§ TASK REQUIREMENTS
All records below must be retyped exactly.

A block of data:
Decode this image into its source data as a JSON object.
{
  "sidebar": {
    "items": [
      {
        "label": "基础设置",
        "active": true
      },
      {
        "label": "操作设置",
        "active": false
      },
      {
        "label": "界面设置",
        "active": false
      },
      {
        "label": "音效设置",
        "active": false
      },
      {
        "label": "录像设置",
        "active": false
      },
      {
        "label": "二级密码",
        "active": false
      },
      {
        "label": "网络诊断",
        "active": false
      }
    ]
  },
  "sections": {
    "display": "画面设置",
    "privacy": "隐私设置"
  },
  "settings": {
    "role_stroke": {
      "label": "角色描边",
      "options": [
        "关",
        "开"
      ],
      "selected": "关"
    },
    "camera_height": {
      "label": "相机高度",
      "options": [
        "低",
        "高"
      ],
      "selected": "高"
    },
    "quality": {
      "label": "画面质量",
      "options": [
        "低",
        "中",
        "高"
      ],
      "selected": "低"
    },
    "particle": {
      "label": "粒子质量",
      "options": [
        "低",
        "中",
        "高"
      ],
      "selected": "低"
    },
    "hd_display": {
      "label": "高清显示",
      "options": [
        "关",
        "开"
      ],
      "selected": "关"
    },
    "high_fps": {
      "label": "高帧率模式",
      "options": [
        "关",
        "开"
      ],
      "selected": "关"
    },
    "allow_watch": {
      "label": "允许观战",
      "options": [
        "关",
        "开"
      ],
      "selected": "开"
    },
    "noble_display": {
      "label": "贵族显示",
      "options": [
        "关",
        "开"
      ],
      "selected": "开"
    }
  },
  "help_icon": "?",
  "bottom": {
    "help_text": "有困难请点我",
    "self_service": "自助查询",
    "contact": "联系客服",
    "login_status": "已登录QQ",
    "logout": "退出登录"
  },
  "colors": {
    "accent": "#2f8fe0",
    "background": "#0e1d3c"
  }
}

§ EXERCISE OUTPUT
Decode this image into its source data as a JSON object.
{
  "sidebar": {
    "items": [
      {
        "label": "基础设置",
        "active": true
      },
      {
        "label": "操作设置",
        "active": false
      },
      {
        "label": "界面设置",
        "active": false
      },
      {
        "label": "音效设置",
        "active": false
      },
      {
        "label": "录像设置",
        "active": false
      },
      {
        "label": "二级密码",
        "active": false
      },
      {
        "label": "网络诊断",
        "active": false
      }
    ]
  },
  "sections": {
    "display": "画面设置",
    "privacy": "隐私设置"
  },
  "settings": {
    "role_stroke": {
      "label": "角色描边",
      "options": [
        "关",
        "开"
      ],
      "selected": "关"
    },
    "camera_height": {
      "label": "相机高度",
      "options": [
        "低",
        "高"
      ],
      "selected": "高"
    },
    "quality": {
      "label": "画面质量",
      "options": [
        "低",
        "中",
        "高"
      ],
      "selected": "低"
    },
    "particle": {
      "label": "粒子质量",
      "options": [
        "低",
        "中",
        "高"
      ],
      "selected": "低"
    },
    "hd_display": {
      "label": "高清显示",
      "options": [
        "关",
        "开"
      ],
      "selected": "关"
    },
    "high_fps": {
      "label": "高帧率模式",
      "options": [
        "关",
        "开"
      ],
      "selected": "关"
    },
    "allow_watch": {
      "label": "允许观战",
      "options": [
        "关",
        "开"
      ],
      "selected": "开"
    },
    "noble_display": {
      "label": "贵族显示",
      "options": [
        "关",
        "开"
      ],
      "selected": "开"
    }
  },
  "help_icon": "?",
  "bottom": {
    "help_text": "有困难请点我",
    "self_service": "自助查询",
    "contact": "联系客服",
    "login_status": "已登录QQ",
    "logout": "退出登录"
  },
  "colors": {
    "accent": "#2f8fe0",
    "background": "#0e1d3c"
  }
}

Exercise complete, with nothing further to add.